Aim:
Narrow the data below down to the lines containing "frac".

Given data:
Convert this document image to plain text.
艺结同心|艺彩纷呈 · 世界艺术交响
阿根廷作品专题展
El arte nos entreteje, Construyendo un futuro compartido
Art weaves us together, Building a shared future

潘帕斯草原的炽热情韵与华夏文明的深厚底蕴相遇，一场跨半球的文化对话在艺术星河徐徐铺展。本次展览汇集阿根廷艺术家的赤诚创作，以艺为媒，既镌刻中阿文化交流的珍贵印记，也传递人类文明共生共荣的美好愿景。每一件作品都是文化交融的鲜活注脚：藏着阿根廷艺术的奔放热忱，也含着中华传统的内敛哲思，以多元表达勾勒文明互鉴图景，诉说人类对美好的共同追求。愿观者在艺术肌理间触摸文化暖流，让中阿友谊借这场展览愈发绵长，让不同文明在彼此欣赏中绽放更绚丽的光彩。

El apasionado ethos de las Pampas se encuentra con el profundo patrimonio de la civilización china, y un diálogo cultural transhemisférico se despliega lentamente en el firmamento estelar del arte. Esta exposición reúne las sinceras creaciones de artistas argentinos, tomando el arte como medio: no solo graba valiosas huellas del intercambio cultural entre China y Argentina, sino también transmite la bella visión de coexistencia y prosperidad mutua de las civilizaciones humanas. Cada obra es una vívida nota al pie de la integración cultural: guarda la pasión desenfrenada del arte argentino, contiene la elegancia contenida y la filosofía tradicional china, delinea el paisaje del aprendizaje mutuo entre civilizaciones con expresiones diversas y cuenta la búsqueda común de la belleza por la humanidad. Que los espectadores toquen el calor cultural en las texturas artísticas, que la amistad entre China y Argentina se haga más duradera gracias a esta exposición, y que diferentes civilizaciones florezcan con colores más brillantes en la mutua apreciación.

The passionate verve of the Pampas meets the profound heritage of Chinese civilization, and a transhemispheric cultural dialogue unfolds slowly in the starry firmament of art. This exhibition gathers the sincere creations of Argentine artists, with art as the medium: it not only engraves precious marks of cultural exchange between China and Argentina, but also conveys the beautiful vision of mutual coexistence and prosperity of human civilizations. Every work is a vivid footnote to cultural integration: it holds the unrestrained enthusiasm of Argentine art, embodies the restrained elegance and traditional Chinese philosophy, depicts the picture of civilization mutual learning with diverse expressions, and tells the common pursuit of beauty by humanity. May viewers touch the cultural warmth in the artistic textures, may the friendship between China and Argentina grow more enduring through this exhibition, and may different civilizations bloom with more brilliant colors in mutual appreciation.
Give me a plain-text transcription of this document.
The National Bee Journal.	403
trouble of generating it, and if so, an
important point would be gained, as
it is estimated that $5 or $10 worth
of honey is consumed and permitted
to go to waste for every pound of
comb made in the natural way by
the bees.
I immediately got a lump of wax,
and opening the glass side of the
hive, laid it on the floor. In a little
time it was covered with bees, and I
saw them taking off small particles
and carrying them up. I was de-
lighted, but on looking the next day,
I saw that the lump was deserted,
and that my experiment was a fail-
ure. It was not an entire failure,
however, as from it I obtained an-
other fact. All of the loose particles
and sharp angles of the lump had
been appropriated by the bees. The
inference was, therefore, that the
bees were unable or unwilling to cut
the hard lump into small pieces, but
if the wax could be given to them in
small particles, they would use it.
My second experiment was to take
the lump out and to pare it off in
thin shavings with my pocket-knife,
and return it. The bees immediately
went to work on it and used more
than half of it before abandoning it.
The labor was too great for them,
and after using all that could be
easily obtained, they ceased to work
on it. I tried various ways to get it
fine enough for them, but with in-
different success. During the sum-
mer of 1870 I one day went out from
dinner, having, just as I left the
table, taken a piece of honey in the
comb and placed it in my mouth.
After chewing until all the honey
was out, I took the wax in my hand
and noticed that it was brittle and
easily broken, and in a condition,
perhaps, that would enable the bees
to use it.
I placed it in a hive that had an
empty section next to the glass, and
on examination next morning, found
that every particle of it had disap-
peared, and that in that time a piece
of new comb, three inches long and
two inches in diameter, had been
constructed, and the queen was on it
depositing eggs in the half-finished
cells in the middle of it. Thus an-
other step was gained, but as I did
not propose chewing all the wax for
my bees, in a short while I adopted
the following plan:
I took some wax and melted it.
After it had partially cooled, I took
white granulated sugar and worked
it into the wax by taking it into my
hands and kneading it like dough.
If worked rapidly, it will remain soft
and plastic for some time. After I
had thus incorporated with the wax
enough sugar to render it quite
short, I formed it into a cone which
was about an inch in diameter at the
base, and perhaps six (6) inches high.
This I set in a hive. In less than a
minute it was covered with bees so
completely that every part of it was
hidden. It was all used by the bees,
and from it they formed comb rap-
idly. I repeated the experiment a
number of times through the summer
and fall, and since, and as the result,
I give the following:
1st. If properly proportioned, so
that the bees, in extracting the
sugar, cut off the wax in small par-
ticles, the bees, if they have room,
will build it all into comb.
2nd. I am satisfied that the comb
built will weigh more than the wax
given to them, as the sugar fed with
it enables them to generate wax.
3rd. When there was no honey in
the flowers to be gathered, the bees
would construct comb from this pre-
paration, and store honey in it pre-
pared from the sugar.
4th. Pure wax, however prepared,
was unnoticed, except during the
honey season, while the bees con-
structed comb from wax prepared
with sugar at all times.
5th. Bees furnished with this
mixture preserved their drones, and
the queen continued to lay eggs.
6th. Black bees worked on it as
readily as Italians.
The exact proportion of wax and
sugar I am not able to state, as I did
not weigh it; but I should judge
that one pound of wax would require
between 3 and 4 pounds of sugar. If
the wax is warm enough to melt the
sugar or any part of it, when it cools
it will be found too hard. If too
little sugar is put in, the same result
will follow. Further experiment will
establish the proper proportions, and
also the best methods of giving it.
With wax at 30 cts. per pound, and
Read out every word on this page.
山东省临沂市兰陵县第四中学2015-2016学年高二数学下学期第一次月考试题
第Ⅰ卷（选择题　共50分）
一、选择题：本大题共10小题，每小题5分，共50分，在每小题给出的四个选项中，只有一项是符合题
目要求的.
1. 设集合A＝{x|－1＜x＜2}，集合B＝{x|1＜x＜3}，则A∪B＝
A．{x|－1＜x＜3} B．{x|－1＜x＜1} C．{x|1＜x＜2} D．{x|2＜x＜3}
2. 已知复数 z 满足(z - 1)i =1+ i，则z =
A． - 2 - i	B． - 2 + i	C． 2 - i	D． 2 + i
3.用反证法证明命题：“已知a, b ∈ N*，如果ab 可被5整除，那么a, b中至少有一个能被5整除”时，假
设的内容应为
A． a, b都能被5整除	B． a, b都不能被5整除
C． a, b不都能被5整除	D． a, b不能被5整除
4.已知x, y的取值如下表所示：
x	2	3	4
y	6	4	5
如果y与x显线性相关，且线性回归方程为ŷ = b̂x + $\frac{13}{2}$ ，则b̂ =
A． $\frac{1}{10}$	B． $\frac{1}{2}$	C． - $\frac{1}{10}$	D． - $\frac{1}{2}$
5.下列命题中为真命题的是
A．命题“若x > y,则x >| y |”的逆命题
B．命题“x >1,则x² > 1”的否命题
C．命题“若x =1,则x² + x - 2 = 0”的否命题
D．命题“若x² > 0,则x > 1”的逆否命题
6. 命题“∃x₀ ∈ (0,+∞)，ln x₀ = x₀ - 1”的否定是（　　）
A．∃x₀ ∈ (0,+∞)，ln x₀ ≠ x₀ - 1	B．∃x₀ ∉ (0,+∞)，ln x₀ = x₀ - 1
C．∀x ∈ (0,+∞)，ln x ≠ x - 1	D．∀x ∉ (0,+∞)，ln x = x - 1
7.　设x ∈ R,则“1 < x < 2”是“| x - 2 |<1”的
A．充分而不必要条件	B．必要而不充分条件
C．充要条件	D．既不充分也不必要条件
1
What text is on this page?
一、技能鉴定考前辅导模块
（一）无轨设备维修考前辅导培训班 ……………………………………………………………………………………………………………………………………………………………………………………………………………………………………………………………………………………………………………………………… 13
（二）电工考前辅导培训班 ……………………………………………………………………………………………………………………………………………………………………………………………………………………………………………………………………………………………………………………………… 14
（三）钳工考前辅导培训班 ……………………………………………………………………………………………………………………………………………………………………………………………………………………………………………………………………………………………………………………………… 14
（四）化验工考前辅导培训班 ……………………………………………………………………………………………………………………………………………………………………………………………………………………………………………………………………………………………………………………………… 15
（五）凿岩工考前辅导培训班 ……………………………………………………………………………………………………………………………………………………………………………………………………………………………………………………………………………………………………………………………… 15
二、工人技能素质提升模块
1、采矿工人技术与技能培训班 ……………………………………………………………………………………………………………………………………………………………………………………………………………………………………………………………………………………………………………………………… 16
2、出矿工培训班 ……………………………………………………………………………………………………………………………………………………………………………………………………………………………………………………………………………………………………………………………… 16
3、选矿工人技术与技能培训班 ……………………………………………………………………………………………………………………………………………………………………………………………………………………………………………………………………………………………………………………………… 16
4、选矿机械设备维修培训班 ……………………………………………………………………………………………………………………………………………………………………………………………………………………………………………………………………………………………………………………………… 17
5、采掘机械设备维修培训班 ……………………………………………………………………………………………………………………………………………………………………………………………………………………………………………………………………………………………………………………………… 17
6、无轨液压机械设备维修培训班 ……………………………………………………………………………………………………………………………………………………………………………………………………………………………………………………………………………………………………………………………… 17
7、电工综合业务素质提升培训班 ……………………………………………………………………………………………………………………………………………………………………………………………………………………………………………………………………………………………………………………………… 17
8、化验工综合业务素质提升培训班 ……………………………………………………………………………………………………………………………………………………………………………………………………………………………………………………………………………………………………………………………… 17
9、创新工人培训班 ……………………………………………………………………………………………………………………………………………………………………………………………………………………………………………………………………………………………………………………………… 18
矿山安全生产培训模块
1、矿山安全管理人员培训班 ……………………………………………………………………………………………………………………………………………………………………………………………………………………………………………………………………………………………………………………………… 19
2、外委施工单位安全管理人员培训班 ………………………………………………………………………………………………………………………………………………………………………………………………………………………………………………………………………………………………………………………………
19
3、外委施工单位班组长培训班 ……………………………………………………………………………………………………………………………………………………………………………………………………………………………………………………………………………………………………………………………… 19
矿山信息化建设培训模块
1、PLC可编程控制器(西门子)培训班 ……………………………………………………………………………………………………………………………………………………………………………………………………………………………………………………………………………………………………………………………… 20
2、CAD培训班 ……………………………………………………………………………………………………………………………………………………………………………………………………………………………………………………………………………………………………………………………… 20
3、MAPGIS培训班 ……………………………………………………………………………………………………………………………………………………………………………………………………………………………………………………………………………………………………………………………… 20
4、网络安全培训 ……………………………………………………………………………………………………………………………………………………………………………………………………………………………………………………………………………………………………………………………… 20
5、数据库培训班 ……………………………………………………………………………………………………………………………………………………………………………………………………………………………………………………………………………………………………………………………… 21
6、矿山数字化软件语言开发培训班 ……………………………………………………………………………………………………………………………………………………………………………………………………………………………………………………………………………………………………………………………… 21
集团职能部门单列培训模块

Worked answer:
如果y与x显线性相关，且线性回归方程为ŷ = b̂x + $\frac{13}{2}$ ，则b̂ =
A． $\frac{1}{10}$	B． $\frac{1}{2}$	C． - $\frac{1}{10}$	D． - $\frac{1}{2}$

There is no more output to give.